◆ DOCUMENT
--

2008/2/20 Adam Peller <[EMAIL PROTECTED]>:
>  Mark, as I recall, the discussion at the March meeting in Newton involved
> implementing decimal arithmetic in ES3.1 to *replace* the floating point
> implementation in ES3, thus "no new syntax". Yes, this would have unexpected
> results for those who actually have code logic which expects a value of
> "46.19" pounds, in Mike's example (see Numbers thread) but the benefits here
> seemed to far outweigh this discrepancy. I can't speak to the technical
> level of detail that Mike can, but at a high level it's seen as a bug by the
> vast majority of users, and for all practical purposes, that's what it is.


I was not at the March meeting. If decimal is sufficiently compatible
with binary double precision floating point to keep old programs
working, I might be willing to consider *replacing* double with
decimal. How compatible are they? What numbers are representable as
double but not decimal? Does decimal have NaN, Infinity, -Infinity,
and -0.0? (Btw, I never liked -0.0. And I especially dislike ES3's
behavior that 0.0 === -0.0. However, I would argue against making
incompatible changes to this.)

--

◆ SOURCE DATA
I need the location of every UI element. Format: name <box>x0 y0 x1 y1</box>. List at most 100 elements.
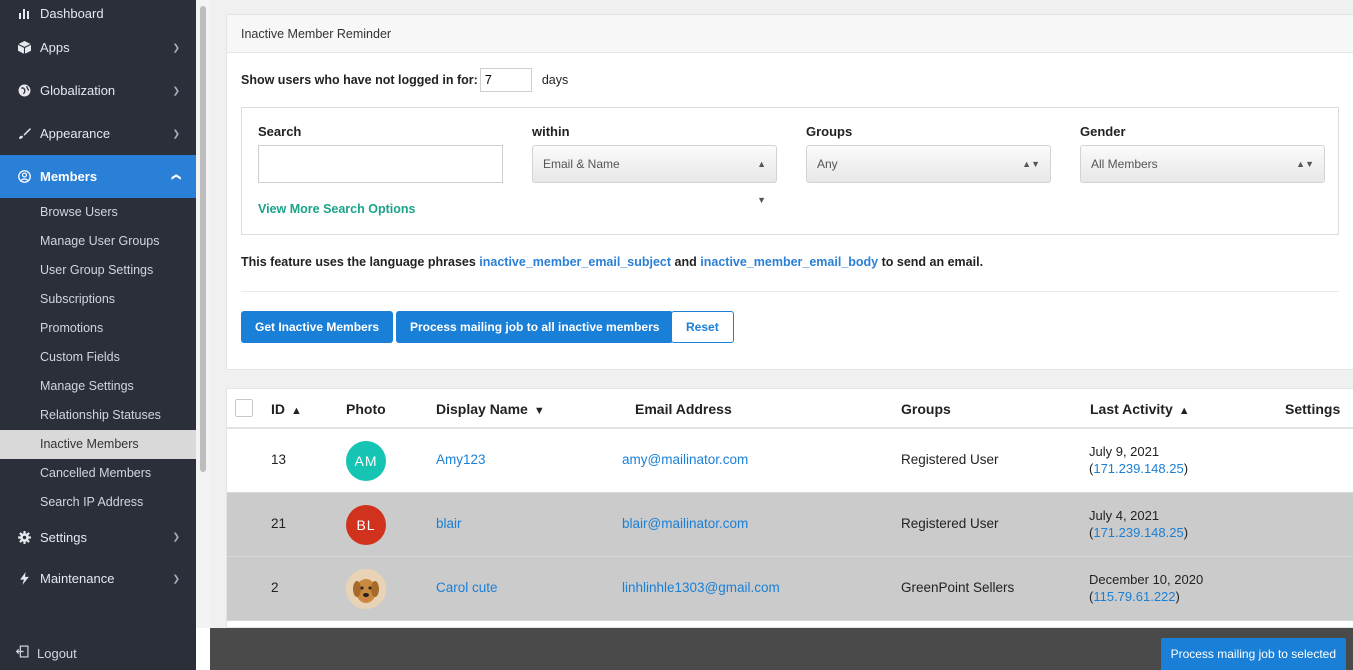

--

◆ PROBLEM TO WORK ON
Write the next part of the email on replacing floating point with decimal arithmetic, beginning right after its last sentence. The data plays no part in this exercise.

◆ RESPONSE TO THIS EXERCISE
The other design constraint is that ES4 be a compatible superset of
ES3.1. In light of your message, I checked the ES4 wiki pages.
<http://wiki.ecmascript.org/doku.php?id=proposals:numbers&s=decimal>
seems to imply that use of ES3 syntax for numbers is to be interpreted
(approximately) according to ES3 rules. Are the ES4 folks willing to
*replace* binary floating point with decimal and drop the decimal
literal syntax?

If not, then I don't see how we could allow decimal into ES3.1.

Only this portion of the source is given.